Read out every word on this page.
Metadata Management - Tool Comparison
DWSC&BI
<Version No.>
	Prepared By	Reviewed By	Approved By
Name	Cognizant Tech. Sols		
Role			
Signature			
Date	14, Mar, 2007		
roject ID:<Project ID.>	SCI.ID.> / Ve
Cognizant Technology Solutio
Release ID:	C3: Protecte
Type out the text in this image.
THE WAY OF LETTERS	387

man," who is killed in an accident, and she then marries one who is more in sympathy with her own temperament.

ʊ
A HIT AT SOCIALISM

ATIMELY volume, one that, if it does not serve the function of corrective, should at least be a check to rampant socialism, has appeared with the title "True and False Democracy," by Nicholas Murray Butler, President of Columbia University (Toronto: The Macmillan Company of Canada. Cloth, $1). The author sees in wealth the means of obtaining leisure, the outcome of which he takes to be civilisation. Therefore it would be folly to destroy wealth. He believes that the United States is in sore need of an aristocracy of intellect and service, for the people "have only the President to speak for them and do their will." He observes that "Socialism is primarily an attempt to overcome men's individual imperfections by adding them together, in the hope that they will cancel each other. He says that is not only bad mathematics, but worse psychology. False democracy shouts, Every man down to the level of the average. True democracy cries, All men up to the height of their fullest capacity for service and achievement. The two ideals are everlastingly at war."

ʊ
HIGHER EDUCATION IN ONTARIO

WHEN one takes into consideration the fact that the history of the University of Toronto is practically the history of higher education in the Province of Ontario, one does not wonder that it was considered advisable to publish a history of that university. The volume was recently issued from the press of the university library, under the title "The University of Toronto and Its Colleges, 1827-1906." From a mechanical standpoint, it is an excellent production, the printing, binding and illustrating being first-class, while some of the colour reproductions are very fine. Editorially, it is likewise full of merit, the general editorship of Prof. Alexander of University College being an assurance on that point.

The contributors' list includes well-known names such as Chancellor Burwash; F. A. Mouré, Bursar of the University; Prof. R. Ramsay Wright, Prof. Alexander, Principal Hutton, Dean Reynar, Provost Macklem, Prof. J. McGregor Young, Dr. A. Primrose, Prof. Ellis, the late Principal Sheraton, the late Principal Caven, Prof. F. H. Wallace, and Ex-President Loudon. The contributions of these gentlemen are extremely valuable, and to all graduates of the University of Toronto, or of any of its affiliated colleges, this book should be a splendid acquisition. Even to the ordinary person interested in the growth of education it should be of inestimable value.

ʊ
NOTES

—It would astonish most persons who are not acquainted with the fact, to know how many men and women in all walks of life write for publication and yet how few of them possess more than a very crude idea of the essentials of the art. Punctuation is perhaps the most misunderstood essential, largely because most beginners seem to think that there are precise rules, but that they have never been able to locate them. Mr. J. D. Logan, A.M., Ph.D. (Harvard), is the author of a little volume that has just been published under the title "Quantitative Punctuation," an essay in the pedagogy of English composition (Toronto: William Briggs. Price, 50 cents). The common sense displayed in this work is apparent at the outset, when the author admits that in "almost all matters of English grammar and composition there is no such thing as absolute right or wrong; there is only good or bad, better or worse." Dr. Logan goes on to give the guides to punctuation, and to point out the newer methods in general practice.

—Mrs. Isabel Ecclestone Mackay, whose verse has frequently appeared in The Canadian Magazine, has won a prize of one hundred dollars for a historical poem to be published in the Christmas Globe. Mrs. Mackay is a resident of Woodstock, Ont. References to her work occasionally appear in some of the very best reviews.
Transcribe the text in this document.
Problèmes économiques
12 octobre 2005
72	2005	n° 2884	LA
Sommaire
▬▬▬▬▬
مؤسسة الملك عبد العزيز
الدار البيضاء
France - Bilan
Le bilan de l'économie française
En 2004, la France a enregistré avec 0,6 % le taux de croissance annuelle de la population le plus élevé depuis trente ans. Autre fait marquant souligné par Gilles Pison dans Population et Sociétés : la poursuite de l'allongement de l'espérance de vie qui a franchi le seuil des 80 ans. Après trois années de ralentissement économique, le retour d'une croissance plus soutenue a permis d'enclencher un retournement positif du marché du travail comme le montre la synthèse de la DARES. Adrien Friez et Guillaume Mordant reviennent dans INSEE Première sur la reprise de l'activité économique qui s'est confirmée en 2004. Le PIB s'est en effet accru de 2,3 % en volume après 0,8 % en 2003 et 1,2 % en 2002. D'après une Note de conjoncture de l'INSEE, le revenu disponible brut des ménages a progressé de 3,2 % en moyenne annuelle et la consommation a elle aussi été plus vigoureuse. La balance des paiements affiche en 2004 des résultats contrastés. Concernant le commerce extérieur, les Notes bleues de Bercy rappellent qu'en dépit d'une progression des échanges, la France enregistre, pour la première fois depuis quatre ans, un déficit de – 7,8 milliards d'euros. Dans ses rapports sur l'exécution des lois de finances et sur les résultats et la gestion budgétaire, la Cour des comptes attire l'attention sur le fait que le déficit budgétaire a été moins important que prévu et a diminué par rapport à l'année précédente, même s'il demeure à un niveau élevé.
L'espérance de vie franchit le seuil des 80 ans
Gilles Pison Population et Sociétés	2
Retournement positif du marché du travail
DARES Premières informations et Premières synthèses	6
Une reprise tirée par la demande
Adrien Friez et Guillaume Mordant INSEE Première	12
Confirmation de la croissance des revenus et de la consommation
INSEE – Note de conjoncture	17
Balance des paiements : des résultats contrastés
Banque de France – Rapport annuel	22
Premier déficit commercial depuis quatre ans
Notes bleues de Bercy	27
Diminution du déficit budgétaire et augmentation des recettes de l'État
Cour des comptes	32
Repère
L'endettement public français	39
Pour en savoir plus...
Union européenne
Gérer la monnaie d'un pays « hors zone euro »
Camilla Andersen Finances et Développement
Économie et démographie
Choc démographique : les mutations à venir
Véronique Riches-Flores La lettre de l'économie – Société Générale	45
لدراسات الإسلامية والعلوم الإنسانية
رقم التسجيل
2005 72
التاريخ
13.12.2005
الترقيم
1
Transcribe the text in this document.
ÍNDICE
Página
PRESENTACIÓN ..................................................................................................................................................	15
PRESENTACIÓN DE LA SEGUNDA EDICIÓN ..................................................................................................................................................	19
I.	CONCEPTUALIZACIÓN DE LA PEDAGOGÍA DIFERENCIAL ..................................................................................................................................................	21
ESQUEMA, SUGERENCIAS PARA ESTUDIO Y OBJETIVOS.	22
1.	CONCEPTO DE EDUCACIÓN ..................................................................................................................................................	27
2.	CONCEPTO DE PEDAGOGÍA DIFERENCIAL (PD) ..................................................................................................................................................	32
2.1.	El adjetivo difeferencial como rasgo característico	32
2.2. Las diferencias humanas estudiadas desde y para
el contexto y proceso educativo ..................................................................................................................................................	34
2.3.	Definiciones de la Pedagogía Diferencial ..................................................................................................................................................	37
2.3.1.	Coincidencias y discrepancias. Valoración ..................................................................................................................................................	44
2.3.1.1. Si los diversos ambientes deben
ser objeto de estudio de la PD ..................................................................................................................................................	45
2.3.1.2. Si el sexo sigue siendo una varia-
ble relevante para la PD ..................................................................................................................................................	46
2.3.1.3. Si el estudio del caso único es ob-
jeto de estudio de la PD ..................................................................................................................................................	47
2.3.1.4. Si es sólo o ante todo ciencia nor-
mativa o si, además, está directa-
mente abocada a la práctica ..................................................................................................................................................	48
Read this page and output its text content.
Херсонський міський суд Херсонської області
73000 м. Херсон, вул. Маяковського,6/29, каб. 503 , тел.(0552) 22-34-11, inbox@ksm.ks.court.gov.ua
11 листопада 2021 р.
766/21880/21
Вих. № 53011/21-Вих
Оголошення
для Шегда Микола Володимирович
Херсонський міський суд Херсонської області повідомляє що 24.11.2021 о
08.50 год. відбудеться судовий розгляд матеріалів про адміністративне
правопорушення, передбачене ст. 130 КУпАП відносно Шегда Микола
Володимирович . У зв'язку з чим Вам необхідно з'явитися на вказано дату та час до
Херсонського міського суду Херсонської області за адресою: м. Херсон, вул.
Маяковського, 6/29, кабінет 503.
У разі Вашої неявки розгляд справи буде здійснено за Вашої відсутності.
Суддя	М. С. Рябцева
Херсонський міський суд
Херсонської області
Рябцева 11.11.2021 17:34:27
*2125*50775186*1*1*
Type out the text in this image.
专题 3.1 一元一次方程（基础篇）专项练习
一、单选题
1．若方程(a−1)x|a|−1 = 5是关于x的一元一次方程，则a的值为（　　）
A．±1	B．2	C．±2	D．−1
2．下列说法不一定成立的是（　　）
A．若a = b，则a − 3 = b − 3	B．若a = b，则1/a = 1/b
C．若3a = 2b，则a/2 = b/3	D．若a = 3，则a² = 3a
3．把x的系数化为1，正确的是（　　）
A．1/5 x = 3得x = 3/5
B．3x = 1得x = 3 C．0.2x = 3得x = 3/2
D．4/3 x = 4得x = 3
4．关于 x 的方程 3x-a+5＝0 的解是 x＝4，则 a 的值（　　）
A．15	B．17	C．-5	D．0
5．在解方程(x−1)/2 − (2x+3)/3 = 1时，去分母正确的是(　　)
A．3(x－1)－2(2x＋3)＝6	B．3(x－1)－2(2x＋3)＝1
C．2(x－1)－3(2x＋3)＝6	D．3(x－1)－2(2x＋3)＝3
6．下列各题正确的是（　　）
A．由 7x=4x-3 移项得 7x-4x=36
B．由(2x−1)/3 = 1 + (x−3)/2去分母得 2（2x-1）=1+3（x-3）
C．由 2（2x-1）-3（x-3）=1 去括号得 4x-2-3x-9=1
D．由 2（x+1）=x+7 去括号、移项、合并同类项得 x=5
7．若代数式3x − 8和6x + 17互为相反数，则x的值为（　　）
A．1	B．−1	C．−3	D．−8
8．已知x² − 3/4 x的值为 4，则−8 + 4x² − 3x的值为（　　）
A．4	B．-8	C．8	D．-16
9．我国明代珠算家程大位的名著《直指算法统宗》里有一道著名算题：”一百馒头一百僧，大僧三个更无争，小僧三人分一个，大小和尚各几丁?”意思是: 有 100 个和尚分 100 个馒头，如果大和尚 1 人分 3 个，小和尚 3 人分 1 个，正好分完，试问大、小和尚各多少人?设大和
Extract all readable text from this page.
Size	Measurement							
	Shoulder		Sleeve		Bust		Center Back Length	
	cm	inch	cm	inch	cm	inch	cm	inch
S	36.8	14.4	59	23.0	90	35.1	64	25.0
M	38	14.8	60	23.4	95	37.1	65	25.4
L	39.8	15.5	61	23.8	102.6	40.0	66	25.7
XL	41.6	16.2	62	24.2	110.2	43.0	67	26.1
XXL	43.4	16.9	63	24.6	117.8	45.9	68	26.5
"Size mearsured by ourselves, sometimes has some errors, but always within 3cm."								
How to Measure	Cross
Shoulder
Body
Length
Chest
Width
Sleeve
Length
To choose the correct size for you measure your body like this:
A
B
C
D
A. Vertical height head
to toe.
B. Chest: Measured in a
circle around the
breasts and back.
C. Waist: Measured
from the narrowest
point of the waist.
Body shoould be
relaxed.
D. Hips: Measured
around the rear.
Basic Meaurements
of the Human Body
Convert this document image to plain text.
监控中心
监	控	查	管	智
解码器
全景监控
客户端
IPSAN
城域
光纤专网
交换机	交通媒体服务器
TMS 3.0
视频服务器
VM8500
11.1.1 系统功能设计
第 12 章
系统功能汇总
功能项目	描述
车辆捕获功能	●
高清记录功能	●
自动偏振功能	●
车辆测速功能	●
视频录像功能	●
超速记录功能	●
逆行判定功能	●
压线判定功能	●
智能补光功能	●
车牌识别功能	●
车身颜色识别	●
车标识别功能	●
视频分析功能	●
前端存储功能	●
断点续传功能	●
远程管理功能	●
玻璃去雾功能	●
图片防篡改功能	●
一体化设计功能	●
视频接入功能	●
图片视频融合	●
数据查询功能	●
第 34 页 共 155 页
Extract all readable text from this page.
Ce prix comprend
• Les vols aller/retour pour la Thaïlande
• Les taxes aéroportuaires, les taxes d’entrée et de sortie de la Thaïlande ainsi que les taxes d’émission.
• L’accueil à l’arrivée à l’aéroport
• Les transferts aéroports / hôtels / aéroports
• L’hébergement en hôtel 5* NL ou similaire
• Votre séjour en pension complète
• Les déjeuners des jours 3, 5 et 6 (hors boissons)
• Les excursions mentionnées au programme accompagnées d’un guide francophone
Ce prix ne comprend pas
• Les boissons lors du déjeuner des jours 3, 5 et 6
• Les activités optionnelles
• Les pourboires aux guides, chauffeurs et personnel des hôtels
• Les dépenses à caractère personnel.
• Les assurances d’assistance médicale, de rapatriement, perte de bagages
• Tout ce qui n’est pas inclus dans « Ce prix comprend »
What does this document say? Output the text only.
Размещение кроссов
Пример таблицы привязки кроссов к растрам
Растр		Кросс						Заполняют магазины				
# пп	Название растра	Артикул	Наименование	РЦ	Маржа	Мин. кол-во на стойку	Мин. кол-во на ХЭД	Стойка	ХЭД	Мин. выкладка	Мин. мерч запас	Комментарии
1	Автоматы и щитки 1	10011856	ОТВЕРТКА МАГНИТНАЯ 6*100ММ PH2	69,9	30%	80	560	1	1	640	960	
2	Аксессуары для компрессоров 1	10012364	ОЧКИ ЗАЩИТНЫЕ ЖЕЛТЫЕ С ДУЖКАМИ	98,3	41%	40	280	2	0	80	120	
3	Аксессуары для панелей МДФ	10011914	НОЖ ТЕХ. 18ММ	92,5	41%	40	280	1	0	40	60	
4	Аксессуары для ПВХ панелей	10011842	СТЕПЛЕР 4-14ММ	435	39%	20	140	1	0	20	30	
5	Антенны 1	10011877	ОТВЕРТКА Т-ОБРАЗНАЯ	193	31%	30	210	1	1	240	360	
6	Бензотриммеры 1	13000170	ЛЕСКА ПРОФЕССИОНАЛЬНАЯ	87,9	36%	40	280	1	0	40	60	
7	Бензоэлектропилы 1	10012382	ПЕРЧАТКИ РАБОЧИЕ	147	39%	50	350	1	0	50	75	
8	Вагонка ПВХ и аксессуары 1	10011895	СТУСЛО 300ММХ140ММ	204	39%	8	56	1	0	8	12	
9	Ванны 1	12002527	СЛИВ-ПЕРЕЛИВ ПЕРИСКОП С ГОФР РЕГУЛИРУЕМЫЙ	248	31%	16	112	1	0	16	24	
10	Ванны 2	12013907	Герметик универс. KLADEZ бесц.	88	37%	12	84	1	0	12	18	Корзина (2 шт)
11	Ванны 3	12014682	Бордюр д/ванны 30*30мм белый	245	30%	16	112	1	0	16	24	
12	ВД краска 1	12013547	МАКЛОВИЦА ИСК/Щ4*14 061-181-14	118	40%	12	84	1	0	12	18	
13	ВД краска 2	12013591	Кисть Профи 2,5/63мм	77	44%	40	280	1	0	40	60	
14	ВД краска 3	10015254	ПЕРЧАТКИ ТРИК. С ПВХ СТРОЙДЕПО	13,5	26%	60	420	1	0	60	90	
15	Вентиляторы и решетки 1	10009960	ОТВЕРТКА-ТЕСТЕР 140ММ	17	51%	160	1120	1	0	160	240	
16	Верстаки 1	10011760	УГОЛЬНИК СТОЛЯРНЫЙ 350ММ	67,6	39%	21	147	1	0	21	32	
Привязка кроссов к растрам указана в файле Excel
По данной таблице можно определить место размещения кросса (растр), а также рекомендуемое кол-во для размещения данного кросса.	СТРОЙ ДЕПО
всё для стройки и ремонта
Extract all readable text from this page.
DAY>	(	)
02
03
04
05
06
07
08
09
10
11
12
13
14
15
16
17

▶ _WHAT TO PRODUCE_: Find the word "Population" and list each line it appears in.

▶ _FULL RESPONSE_:
En 2004, la France a enregistré avec 0,6 % le taux de croissance annuelle de la population le plus élevé depuis trente ans. Autre fait marquant souligné par Gilles Pison dans Population et Sociétés : la poursuite de l'allongement de l'espérance de vie qui a franchi le seuil des 80 ans. Après trois années de ralentissement économique, le retour d'une croissance plus soutenue a permis d'enclencher un retournement positif du marché du travail comme le montre la synthèse de la DARES. Adrien Friez et Guillaume Mordant reviennent dans INSEE Première sur la reprise de l'activité économique qui s'est confirmée en 2004. Le PIB s'est en effet accru de 2,3 % en volume après 0,8 % en 2003 et 1,2 % en 2002. D'après une Note de conjoncture de l'INSEE, le revenu disponible brut des ménages a progressé de 3,2 % en moyenne annuelle et la consommation a elle aussi été plus vigoureuse. La balance des paiements affiche en 2004 des résultats contrastés. Concernant le commerce extérieur, les Notes bleues de Bercy rappellent qu'en dépit d'une progression des échanges, la France enregistre, pour la première fois depuis quatre ans, un déficit de – 7,8 milliards d'euros. Dans ses rapports sur l'exécution des lois de finances et sur les résultats et la gestion budgétaire, la Cour des comptes attire l'attention sur le fait que le déficit budgétaire a été moins important que prévu et a diminué par rapport à l'année précédente, même s'il demeure à un niveau élevé.
Gilles Pison Population et Sociétés	2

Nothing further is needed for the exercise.